Wherever the word "établie" appears in a line, extract that line.

★ ★ ★ ★ ★

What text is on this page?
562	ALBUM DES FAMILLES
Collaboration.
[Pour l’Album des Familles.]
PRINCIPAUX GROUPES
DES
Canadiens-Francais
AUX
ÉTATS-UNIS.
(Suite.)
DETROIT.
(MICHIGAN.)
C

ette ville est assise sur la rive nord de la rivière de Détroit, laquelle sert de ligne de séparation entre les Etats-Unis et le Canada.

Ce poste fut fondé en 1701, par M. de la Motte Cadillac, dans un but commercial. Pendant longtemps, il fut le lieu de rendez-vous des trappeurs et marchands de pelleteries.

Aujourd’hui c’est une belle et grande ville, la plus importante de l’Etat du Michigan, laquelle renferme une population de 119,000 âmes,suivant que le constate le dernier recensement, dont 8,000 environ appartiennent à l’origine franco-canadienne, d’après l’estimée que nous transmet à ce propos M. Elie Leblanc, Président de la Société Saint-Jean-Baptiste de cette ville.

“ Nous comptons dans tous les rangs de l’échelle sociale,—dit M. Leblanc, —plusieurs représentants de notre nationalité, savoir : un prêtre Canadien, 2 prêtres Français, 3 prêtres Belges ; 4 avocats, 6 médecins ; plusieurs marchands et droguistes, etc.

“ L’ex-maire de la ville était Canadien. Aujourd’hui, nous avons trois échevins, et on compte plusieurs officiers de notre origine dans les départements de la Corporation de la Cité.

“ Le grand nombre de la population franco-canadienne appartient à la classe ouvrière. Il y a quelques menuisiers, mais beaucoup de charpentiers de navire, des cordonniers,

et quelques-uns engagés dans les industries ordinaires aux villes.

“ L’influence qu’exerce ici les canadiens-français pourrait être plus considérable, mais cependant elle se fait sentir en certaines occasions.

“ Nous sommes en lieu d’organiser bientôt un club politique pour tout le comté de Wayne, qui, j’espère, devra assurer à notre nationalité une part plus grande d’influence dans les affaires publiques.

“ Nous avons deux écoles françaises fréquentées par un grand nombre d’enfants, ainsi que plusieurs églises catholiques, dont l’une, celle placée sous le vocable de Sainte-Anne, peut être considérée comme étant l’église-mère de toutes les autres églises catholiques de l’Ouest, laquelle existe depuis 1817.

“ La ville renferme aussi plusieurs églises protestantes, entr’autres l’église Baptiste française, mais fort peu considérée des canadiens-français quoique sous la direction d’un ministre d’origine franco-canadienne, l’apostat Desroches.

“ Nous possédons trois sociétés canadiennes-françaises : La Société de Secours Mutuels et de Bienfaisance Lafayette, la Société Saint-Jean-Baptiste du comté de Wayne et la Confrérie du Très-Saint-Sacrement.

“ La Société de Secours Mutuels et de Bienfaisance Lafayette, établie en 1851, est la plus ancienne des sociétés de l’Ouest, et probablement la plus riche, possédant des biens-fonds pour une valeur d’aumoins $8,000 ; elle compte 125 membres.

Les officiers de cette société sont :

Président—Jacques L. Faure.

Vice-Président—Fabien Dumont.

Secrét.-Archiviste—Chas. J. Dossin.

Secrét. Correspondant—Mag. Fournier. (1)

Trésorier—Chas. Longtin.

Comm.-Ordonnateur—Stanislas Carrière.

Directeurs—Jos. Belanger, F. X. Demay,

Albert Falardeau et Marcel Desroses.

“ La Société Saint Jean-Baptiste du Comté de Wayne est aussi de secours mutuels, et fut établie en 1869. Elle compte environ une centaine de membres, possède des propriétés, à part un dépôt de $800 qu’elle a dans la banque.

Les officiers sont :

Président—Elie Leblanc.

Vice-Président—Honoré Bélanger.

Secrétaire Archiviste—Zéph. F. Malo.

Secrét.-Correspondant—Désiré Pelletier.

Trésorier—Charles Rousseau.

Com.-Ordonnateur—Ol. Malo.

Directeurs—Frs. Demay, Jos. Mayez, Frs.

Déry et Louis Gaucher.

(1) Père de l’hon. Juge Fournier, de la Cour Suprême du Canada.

★ ★ ★ ★ ★

## IN RESPONSE
“ La Société de Secours Mutuels et de Bienfaisance Lafayette, établie en 1851, est la plus ancienne des sociétés de l’Ouest, et probablement la plus riche, possédant des biens-fonds pour une valeur d’aumoins $8,000 ; elle compte 125 membres.
“ La Société Saint Jean-Baptiste du Comté de Wayne est aussi de secours mutuels, et fut établie en 1869. Elle compte environ une centaine de membres, possède des propriétés, à part un dépôt de $800 qu’elle a dans la banque.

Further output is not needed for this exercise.